Compiti da svolgere
1. Rispondi alle seguenti domande sul testo riguardante la scuola e il precariato.
(a) Quale percentuale di studenti in presenza indica come esempio Antonello Giannelli?
(b) Quanti professori andranno in pensione quest'anno secondo il testo?
(c) Quale forza politica vuole che gli ingressi avvengano con i concorsi?
2. Prosegui il testo sulla scuola e il precariato a partire dal punto in cui si ferma.

Testo da leggere
Ma i presidi chiedono si parli anche di cattedre 

Sulla situazione del trasporto pubblico locale, sindacati e presidi propongono: "sarebbe opportuno lasciare alle scuole la possibilità di decidere la percentuale di ragazzi a cui far frequentare, per esempio il 75% in presenza, il resto lo decide la scuola", suggerisce il presidente dell'Associazione nazionale presidi Antonello Giannelli. Il ministro Bianchi rassicura tutti: "La volontà del premier Draghi" di riportare tutti i ragazzi in presenza a scuola "vuole essere un segno importante che pone la scuola prima di tutto. Ed è una indicazione politica, nel senso più alto della parola, che diamo al Paese; i problemi li affronteremo, non siamo ciechi, nè distratti, siamo gente che lavora". Bianchi non si sottrae neppure allo scottante tema del precariato: il prossimo anno scolastico rischia di aprirsi con oltre 200 mila cattedre a tempo determinato (anche quest'anno i numeri sono su questo ordine) a cui si sommano 80 mila docenti di sostegno e 25 mila prof che quest'anno andranno in pensione. Il ministro chiede alla maggioranza di fare sintesi: "Faccio appello al Parlamento, nessuno vuole sanatorie ma occorre individuare i percorsi", dice. Sul precariato, infatti, c'è uno scontro tra tra chi vuole privilegiare titoli e anzianità (Lega) e chi vuole che gli ingressi avvengano con i concorsi (M5S). Il tema reclutamento, di qui ai prossimi mesi, sarà presumibilmente un banco di prova complicato per il Governo.

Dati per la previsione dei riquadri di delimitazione

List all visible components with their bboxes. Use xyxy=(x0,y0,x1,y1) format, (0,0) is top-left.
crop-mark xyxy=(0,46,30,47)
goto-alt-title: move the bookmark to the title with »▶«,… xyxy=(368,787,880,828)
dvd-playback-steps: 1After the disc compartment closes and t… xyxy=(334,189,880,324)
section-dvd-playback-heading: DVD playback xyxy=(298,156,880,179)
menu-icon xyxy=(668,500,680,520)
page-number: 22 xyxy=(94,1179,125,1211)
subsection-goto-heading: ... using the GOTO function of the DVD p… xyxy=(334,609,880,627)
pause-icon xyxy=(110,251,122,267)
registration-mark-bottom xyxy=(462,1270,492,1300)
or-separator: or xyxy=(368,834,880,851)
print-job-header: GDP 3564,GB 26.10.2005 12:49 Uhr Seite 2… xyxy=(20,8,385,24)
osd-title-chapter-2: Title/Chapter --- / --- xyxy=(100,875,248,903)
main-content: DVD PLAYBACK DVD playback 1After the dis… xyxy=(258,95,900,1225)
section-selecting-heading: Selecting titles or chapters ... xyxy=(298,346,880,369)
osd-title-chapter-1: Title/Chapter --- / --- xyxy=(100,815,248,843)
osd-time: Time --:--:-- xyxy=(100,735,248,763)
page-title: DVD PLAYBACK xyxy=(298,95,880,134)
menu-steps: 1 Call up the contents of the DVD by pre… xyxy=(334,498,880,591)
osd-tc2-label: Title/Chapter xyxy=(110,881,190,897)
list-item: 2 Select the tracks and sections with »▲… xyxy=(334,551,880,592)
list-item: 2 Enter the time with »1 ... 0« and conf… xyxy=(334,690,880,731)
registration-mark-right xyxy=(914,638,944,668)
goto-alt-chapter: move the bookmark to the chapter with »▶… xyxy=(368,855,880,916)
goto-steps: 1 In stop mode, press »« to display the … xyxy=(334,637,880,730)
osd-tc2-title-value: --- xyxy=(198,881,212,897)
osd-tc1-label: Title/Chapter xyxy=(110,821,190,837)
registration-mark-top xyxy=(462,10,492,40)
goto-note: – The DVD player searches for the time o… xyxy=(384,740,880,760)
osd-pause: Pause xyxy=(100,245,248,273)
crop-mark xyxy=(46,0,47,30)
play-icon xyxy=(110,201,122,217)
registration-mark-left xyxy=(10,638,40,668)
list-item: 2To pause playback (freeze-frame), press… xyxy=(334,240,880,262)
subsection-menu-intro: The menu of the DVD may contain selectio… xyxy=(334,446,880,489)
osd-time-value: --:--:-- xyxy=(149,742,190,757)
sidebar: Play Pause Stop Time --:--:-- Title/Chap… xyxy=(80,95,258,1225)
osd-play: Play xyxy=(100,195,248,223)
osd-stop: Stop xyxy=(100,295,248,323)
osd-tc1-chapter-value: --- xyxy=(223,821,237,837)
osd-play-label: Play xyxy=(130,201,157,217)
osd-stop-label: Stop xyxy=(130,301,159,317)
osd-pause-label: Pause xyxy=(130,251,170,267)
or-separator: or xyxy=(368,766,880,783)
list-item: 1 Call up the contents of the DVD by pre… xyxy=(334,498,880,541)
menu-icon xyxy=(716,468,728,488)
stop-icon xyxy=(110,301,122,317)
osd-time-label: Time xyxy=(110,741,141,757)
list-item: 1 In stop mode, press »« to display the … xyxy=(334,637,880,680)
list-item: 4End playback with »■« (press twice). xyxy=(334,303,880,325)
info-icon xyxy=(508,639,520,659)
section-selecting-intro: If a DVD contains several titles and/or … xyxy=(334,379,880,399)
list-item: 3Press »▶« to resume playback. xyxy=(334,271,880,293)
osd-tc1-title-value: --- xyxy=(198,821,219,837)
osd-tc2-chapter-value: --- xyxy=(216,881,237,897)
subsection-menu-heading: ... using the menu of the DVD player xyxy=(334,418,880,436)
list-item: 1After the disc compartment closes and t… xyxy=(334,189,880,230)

Risposte in ordine
1.
(a) Il 75%.
(b) 25 mila.
(c) Il M5S.

2.
Come funzionano i test salivari

Nel mentre, una soluzione ai problemi immediati, potrebbe arrivare dai test salivari, ma è chiaro che è fondamentale "testarli sul campo". Ne è convinta Maria Rosaria Capobianchi, direttrice del Laboratorio di virologia dell'Istituto nazionale malattie infettive 'Lazzaro Spallanzani' di Roma. La saliva, spiega Capobianchi, "utilizzata come campione sul quale effettuare l'analisi per rilevare la presenza del virus è equivalente al tampone naso-faringeo. Nel momento in cui il ministero della Salute approverà i test salivari a scopo di sorveglianza, questi potranno dunque essere utilizzati per la definizione dei casi Covid e per il loro conteggio, anche in ambito scolastico". Una approvazione, secondo quanto annunciato dallo stesso direttore generale della Prevenzione del ministero della Salute Gianni Rezza, che dovrebbe arrivare a breve dal momento che tali test "sono affidabili ormai quanto il tampone".

Vari studi, conferma Capobianchi, hanno infatti dimostrato la validità dell'utilizzo della saliva quale campione per le analisi. Quanto ai kit per realizzare il test, "vari sono allo studio. Fondamentale, però, è che abbiano il riconoscimento e la marchiatura CE". Uno di tali test è già validato ed è stato appunto utilizzato per una sperimentazione-pilota nel Lazio. Il test è meno invasivo e più adatto ai bambini e ragazzi ed anche i tempi sono contenuti: "Nel progetto campione - spiega Capobianchi - i test salivari venivano effettuati nelle scuole al mattino e inviati in laboratorio. Nel caso in cui il test è positivo, viene effettuato per conferma un secondo test, antigenico o molecolare, ma utilizzando sempre il medesimo campione salivare. Entro il pomeriggio si è in grado di avere i risultati definitivi, in tempo per prendere dunque eventuali decisioni di sospensione della didattica in presenza se ci sono dei casi confermati di positività".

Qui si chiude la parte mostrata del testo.